>> Start DOCUMENT SECTION

Rubio’s blunt assessment, and his public nudge toward Europe to act on enforcement, underlined growing US frustration with the limited levers left to pressure Russian authorities.
'We’re running out of things to sanction'
Asked about further steps on Russia sanctions, Rubio said, “Well, I don’t know what more there is to do.”
“I mean, we hit their major oil companies,” he added.
“We’re running out of things to sanction in that regard,” the US Secretary of State underlined.
Rubio framed the problem not as a lack of will but as a structural limit, as sanctions can only bite if there are still meaningful economic channels to choke, and many of those channels have already been curtailed by previous US packages.
Shadow fleet: how energy revenues keep flowing
Western efforts to squeeze Russian oil revenues have prompted the rise of a so-called “shadow fleet”, an aggregation of ageing tankers, opaque shipowners, and murky flag registrations that allegedly help Moscow move crude to buyers while avoiding the normal market and regulatory checks.

>> End DOCUMENT SECTION

#### [EXERCISES]
[A] Please rewrite the stretch of the article on Russia sanctions from "Rubio’s blunt assessment, and" through "pressure Russian authorities.", changing "Europe" to "the European Union".
[B] According to the article on Russia sanctions, what makes up the so-called "shadow fleet"? List each component.
[C] Continue the article on Russia sanctions from the point where it stops.

>> Start PROVIDED MATERIAL

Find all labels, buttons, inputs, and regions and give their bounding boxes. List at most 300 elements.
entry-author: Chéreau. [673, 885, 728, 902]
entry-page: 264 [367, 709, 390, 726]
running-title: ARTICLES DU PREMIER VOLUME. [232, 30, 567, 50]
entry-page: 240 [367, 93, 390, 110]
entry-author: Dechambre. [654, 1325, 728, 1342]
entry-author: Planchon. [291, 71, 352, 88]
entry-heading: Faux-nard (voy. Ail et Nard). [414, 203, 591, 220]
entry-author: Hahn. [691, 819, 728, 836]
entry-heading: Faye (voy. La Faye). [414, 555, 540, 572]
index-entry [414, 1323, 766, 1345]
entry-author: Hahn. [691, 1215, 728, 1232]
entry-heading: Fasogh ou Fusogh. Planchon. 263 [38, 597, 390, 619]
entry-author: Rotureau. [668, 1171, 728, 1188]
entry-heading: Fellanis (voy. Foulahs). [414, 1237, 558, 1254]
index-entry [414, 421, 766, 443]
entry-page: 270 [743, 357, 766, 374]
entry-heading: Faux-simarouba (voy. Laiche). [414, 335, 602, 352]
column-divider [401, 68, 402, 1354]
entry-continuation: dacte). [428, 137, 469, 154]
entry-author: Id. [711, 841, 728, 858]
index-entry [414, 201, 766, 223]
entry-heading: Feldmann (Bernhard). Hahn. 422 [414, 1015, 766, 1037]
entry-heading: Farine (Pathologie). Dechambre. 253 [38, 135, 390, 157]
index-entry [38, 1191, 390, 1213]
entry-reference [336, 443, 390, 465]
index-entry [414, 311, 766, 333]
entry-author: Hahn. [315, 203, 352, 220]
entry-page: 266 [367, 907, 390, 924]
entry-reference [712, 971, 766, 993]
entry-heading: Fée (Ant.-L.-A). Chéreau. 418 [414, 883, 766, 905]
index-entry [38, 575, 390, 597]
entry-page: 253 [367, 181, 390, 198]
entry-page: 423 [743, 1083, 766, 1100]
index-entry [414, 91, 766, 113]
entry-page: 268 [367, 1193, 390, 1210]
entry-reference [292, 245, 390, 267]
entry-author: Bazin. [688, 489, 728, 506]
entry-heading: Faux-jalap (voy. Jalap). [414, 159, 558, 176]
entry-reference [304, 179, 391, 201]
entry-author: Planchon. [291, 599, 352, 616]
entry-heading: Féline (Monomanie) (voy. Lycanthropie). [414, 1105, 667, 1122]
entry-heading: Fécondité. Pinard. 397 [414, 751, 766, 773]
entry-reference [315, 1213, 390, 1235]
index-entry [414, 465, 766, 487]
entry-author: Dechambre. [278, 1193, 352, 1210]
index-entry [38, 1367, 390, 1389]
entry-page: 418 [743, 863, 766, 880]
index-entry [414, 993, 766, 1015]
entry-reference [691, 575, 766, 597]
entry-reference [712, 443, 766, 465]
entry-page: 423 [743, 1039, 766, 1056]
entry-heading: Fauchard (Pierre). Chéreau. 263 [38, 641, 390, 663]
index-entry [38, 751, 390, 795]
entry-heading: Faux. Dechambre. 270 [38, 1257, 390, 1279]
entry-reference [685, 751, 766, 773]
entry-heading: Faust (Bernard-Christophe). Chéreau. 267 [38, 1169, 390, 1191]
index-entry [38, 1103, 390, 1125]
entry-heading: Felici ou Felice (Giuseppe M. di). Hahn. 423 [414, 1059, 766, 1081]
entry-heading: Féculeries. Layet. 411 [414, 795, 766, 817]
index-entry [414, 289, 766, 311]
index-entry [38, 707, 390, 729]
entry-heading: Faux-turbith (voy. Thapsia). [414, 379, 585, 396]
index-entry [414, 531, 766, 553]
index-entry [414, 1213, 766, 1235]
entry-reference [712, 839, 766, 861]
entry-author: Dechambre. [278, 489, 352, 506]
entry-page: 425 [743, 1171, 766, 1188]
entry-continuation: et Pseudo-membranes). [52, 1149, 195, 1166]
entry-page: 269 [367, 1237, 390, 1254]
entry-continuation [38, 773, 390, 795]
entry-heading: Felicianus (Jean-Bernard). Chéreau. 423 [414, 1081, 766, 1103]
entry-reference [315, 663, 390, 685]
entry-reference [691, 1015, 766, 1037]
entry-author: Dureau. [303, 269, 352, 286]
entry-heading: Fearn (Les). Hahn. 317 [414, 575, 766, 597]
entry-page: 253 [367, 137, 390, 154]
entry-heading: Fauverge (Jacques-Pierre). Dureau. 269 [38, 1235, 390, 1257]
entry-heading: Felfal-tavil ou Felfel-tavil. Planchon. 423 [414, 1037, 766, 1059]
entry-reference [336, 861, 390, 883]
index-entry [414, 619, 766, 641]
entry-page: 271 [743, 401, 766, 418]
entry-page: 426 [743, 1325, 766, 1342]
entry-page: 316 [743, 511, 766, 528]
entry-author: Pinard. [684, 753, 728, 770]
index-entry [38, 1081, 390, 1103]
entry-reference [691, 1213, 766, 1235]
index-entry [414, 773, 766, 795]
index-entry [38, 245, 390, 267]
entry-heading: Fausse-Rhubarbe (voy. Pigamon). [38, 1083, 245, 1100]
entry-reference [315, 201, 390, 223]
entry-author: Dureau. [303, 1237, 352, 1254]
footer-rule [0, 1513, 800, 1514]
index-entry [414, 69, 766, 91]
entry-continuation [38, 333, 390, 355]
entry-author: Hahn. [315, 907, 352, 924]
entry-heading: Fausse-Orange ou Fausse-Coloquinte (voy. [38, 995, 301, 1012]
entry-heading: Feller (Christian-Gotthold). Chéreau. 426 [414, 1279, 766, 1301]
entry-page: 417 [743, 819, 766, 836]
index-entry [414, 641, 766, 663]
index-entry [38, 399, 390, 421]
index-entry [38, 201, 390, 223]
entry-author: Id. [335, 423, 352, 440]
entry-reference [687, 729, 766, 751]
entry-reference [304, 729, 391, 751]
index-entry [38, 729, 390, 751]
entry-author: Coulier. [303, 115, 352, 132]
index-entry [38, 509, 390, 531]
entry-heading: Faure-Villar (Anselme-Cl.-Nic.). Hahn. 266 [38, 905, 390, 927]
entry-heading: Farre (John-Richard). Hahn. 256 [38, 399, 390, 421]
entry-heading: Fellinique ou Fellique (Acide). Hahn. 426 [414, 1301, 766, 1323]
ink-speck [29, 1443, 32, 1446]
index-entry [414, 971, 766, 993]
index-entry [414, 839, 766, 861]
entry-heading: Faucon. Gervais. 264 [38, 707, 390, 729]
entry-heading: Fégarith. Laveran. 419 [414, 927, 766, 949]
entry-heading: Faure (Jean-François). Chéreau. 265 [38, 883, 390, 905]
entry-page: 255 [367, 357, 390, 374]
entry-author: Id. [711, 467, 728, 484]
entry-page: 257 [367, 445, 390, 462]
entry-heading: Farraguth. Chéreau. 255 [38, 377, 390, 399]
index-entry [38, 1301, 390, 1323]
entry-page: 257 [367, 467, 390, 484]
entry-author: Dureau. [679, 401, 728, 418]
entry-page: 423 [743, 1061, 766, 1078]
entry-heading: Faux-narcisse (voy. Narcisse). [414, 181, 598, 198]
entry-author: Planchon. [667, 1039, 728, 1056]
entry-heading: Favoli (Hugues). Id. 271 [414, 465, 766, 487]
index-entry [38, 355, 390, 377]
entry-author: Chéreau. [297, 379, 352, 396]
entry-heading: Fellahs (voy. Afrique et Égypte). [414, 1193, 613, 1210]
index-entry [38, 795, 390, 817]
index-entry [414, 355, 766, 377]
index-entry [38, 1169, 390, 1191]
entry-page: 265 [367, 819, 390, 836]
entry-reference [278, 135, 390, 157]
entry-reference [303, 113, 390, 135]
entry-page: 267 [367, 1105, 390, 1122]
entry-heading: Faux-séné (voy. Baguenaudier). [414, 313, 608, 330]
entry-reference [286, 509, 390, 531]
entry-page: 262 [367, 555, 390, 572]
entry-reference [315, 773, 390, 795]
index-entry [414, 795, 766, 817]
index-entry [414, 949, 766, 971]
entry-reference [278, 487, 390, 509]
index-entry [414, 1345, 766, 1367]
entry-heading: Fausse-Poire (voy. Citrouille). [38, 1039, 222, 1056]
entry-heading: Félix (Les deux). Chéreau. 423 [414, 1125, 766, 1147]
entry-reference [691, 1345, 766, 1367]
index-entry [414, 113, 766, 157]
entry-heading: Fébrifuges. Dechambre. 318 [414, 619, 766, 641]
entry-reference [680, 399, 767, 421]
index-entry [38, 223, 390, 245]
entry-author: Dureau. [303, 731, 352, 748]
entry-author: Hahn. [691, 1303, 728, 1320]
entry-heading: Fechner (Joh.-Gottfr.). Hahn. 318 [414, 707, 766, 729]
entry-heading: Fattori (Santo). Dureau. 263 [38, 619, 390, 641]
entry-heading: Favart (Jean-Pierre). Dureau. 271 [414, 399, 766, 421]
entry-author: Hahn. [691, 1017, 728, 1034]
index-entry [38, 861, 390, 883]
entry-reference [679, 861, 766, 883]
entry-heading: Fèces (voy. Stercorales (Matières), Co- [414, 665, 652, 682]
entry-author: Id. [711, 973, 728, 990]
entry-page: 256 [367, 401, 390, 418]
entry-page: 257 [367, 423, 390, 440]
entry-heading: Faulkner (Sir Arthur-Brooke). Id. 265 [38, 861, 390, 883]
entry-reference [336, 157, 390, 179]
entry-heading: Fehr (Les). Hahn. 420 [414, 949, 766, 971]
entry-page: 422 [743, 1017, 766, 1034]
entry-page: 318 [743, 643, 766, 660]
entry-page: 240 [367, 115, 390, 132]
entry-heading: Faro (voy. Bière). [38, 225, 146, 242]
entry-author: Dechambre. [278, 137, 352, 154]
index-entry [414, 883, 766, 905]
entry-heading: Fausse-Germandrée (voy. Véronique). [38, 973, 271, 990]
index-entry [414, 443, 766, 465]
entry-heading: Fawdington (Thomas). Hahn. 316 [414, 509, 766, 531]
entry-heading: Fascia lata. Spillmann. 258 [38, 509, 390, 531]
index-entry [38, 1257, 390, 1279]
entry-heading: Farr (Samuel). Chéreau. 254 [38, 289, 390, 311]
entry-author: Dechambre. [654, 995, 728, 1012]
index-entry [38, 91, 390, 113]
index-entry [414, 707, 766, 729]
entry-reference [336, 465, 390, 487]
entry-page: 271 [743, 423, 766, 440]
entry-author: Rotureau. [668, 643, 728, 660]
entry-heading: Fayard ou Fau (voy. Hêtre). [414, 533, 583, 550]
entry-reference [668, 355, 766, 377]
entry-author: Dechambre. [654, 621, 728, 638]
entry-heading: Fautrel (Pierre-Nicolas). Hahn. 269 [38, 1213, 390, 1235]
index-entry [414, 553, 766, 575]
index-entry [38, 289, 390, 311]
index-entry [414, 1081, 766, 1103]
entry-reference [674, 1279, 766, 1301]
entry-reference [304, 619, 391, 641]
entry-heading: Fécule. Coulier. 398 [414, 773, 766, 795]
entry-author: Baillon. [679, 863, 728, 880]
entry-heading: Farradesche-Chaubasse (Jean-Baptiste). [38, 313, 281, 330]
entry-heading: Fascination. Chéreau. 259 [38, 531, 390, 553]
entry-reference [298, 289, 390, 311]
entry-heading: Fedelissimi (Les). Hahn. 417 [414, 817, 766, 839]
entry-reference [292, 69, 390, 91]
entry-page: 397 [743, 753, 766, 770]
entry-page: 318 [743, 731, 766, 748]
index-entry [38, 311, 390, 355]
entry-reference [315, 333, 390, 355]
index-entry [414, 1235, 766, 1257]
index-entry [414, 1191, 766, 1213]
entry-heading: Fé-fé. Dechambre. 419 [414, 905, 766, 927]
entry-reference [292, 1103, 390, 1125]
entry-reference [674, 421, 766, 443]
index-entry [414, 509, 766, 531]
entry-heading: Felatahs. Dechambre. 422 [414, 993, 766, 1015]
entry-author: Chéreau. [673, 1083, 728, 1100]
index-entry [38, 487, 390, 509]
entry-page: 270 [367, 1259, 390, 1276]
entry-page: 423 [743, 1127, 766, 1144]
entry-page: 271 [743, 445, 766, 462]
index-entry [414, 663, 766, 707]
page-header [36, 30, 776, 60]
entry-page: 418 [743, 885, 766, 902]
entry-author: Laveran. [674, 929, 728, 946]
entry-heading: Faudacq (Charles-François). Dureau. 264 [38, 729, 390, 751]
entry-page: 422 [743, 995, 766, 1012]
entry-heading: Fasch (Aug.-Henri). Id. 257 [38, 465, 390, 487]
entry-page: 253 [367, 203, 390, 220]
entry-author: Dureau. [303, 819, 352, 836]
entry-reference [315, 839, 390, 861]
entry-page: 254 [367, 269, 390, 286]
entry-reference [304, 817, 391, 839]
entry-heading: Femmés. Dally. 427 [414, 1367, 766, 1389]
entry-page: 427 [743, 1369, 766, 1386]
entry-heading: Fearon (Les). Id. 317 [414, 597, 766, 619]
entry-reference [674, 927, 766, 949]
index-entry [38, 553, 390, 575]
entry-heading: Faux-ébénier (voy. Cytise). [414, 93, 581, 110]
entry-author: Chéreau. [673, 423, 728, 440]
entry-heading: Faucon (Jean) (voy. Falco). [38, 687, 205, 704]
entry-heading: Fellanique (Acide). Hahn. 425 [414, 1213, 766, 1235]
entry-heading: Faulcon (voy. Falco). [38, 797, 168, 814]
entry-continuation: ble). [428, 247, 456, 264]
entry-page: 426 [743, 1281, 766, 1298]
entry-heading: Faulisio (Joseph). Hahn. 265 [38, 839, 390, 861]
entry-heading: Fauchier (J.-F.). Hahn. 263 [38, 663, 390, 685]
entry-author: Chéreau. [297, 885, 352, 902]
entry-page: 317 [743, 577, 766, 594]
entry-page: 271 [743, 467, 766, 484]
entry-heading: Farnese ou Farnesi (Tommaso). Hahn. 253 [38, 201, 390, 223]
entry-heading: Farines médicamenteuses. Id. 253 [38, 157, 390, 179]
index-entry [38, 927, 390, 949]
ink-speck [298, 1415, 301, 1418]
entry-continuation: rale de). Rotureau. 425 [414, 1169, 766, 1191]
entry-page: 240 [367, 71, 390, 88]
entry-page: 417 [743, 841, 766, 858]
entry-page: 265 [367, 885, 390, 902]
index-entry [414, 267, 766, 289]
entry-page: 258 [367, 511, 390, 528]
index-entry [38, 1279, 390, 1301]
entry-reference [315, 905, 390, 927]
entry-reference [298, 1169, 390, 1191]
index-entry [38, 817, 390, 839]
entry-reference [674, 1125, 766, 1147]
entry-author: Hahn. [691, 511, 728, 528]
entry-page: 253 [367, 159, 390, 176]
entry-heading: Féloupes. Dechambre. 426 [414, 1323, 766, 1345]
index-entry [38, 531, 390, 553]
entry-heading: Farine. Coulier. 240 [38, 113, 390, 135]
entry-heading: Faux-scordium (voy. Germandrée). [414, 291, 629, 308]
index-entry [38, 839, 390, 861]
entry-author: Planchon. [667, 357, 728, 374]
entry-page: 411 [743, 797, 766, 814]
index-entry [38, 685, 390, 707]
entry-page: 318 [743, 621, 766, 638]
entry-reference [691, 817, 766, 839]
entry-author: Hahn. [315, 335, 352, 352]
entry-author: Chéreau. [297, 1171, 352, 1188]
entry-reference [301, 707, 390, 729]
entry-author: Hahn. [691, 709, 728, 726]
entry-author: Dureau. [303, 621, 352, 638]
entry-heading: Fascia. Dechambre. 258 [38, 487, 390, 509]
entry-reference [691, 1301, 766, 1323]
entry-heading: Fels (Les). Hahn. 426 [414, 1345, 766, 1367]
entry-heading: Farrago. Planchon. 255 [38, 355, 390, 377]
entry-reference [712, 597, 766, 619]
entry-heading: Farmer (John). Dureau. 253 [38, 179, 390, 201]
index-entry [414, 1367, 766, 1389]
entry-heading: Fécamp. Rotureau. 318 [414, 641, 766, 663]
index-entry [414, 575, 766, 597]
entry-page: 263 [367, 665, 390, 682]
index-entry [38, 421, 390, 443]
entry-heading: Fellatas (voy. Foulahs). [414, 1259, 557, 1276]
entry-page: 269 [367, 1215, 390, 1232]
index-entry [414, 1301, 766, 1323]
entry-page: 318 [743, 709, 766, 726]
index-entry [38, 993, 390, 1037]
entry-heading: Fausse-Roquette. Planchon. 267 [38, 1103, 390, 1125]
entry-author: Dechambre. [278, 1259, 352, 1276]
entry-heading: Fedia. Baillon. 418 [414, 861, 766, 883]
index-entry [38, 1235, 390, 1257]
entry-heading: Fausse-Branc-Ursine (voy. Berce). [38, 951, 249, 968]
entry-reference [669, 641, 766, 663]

>> End PROVIDED MATERIAL

#### [ANSWERS PROVIDED]
[A]
Rubio’s blunt assessment, and his public nudge toward the European Union to act on enforcement, underlined growing US frustration with the limited levers left to pressure Russian authorities.

[B]
- ageing tankers
- opaque shipowners
- murky flag registrations

[C]
European and British authorities have increasingly targeted these vessels, sanctioning ships, investigating illicit transfers, and exploring pre-authorized inspections, but the fleet remains large and resilient. Recent reporting and official moves show hundreds of vessels linked to circumvention and repeated efforts by the EU and UK to add more ships to sanction lists and to tighten maritime inspection regimes.
Rubio explicitly tied the enforcement problem to Europe’s proximity and responsibility, saying, “The shadow fleet is an enforcement mechanism, and obviously, sanctions have to be enforced.”
“And shadow fleet has come up because I do think there are things that the Europeans can do on shadow fleets since a lot of these are happening in areas much closer to them,” he told reporters.
That public appeal implicitly acknowledges that energy trade patterns and political costs at home constrain how far European capitals will push to choke all Russian flows.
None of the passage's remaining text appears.